** STATED EXERCISE **
Identify each line in the records below that contains the word "acidity", and copy it.

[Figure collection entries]
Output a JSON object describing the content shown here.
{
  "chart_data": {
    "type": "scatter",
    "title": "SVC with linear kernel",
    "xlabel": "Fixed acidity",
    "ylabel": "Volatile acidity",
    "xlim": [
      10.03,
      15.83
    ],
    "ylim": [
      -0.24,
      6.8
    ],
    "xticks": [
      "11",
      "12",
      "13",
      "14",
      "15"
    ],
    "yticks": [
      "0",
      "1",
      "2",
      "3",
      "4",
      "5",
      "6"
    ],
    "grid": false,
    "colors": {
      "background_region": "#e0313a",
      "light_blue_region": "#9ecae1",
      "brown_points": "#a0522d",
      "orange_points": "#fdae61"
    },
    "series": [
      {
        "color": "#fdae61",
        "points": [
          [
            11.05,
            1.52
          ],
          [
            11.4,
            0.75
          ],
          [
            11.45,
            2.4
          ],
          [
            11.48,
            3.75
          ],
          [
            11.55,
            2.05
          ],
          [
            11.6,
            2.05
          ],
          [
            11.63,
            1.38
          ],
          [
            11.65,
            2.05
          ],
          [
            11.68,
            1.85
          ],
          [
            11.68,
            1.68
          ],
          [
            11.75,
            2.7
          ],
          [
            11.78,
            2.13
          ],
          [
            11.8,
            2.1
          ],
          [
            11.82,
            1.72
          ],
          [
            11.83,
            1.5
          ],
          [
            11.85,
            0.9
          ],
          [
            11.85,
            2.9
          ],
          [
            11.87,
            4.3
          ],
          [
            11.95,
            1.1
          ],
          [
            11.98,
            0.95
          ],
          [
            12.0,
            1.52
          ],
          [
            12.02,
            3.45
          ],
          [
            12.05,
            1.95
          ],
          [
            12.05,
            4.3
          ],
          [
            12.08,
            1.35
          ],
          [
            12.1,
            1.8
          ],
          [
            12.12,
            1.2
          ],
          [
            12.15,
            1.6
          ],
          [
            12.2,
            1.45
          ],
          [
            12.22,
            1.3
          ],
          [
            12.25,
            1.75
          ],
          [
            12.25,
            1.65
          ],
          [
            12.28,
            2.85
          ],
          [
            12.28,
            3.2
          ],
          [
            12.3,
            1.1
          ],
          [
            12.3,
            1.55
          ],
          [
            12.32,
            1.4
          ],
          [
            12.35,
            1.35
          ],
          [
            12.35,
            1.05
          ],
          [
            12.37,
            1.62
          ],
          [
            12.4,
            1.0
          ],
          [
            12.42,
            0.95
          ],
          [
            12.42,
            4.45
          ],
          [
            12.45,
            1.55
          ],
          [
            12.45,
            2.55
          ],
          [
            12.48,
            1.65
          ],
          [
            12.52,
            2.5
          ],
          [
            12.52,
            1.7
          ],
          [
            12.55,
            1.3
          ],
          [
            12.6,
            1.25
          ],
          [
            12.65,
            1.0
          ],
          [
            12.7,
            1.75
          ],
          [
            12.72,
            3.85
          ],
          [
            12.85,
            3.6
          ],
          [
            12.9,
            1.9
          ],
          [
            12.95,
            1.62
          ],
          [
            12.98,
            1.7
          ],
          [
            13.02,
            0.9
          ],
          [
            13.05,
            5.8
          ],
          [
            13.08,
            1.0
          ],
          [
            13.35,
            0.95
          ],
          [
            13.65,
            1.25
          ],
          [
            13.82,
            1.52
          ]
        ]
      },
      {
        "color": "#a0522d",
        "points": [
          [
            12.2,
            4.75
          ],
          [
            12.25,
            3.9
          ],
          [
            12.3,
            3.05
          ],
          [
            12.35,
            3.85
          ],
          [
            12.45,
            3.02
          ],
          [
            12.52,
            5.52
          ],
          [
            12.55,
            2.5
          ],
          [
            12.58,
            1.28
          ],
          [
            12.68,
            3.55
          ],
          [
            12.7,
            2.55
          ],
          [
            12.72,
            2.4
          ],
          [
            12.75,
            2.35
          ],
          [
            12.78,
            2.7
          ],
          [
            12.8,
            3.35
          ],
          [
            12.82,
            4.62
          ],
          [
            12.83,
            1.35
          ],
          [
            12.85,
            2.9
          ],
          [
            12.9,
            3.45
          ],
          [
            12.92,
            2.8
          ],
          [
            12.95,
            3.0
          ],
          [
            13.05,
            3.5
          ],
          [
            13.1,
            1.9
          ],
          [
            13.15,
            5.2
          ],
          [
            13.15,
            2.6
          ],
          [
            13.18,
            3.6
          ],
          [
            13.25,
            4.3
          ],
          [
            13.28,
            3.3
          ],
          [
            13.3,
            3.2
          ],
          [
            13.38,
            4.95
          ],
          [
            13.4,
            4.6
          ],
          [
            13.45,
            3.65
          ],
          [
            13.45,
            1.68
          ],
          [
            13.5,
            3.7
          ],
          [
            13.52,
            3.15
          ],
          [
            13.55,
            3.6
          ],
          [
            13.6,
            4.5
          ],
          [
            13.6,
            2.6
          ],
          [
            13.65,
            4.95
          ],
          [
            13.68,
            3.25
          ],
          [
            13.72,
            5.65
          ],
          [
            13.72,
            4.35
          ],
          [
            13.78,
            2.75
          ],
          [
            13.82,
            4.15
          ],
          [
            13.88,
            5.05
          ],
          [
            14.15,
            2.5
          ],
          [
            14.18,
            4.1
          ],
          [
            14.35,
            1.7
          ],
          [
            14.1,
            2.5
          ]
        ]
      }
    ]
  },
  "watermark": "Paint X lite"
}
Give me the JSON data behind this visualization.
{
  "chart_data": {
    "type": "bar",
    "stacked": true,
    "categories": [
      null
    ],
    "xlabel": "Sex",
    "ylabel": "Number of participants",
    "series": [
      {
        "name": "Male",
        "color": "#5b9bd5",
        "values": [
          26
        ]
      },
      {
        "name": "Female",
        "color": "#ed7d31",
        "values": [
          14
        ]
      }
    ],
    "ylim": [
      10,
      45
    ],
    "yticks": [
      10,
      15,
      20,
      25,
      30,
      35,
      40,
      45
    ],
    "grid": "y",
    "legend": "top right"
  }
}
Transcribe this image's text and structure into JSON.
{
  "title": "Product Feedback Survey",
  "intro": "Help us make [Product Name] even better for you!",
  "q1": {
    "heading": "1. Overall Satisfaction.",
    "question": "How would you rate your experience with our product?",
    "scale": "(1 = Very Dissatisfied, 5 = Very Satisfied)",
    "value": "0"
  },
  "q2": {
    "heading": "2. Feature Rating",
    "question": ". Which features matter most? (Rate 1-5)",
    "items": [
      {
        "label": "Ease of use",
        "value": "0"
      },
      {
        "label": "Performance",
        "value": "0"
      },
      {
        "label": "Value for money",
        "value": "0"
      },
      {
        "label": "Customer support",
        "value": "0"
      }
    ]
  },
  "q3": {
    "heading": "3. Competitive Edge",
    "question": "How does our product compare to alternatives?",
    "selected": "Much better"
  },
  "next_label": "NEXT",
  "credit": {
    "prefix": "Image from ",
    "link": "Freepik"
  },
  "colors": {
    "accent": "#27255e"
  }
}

** OUTPUT FOR THIS EXERCISE **
    "xlabel": "Fixed acidity",
    "ylabel": "Volatile acidity",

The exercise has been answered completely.